» **What the task asks**
Going through the material below, please gather all lines with the word "pequeño" in them.
____________
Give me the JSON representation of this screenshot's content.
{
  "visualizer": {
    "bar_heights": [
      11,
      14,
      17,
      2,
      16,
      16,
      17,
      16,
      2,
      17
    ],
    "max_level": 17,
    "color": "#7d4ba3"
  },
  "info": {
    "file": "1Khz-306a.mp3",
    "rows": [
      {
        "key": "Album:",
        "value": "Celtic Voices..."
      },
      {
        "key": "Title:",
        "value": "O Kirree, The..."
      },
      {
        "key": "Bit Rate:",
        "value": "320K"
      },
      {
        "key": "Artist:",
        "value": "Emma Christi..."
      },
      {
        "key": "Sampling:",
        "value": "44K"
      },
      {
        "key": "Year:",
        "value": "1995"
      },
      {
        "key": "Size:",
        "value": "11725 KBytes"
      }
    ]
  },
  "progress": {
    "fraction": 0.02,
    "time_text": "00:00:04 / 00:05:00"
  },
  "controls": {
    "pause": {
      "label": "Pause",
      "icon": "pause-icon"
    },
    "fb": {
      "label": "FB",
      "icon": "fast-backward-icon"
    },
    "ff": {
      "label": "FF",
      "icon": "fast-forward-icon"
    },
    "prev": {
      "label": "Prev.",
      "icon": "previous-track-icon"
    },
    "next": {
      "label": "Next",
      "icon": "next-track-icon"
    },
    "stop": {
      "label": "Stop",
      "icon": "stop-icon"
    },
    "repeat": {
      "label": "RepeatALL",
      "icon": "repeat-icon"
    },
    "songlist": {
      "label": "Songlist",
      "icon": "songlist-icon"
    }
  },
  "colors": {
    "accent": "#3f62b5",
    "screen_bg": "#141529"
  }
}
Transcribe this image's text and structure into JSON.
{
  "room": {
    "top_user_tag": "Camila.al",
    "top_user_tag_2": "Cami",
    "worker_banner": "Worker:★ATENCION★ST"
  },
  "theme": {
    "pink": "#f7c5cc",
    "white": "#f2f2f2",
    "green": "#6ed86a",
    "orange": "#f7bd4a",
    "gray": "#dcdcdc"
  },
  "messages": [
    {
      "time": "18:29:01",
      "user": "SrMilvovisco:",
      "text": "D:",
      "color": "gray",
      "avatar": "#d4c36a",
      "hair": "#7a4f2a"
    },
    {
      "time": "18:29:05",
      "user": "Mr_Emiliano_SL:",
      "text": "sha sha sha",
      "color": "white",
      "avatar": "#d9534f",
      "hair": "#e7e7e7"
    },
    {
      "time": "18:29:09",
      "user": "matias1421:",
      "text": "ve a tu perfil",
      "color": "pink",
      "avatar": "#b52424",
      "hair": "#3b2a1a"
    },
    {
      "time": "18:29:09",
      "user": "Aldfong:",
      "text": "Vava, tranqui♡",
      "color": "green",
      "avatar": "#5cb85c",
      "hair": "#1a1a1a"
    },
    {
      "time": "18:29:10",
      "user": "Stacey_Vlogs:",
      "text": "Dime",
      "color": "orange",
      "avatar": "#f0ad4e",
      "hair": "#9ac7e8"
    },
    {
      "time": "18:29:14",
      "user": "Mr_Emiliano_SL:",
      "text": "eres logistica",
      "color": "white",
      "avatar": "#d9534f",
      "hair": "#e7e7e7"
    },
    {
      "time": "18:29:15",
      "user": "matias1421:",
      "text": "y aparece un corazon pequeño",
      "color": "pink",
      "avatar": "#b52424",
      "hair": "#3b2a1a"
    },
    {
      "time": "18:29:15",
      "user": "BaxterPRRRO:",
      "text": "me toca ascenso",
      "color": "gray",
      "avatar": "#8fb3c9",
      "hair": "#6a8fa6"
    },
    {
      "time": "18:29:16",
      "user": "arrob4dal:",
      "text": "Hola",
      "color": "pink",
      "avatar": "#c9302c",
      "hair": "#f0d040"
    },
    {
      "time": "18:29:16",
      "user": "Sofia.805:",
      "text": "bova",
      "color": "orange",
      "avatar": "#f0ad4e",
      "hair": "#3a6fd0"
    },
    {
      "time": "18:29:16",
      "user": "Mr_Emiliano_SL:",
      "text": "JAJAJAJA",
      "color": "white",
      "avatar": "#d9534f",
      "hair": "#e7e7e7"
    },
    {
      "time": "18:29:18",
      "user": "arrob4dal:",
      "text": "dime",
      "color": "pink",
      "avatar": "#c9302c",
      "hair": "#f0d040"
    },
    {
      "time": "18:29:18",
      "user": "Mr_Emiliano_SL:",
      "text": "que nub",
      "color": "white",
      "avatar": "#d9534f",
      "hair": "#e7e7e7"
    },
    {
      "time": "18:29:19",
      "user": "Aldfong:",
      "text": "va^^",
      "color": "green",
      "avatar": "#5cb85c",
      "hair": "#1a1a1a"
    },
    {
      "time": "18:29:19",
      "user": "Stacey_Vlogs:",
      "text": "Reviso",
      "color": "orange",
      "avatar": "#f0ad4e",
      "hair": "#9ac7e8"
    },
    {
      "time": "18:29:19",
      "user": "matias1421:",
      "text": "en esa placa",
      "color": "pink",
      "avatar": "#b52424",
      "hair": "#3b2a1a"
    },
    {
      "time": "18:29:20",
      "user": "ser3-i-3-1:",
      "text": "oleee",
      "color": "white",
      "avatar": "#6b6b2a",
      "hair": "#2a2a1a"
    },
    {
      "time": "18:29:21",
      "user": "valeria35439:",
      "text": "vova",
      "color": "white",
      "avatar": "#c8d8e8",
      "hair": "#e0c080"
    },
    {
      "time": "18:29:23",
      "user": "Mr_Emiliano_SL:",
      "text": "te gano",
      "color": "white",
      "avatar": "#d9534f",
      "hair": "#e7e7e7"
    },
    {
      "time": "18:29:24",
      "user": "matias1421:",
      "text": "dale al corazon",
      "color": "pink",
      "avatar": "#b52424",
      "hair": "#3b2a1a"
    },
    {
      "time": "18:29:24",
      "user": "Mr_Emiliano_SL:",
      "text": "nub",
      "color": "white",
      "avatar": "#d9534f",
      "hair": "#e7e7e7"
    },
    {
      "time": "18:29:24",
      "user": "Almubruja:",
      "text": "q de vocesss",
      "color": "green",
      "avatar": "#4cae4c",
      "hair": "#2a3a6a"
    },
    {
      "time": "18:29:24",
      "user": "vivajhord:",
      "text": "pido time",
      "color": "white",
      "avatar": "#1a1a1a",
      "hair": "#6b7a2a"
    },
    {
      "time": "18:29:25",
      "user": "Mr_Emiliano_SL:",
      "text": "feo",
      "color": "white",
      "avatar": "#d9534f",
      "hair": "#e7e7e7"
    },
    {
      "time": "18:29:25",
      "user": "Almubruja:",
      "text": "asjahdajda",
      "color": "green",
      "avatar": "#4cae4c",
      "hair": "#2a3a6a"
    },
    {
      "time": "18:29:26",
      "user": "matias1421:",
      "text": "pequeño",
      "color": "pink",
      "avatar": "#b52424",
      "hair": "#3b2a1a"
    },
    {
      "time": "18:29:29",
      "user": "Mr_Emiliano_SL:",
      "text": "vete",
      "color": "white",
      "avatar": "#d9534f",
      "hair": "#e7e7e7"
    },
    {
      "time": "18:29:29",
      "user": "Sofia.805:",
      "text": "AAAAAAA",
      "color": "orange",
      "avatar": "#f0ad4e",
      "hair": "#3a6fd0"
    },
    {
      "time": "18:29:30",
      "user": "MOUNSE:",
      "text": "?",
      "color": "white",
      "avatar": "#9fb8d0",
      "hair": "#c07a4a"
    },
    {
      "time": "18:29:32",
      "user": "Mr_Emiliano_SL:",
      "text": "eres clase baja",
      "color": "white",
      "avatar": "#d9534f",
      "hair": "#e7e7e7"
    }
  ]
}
____________
» **Exercise response**
      "text": "y aparece un corazon pequeño",
      "text": "pequeño",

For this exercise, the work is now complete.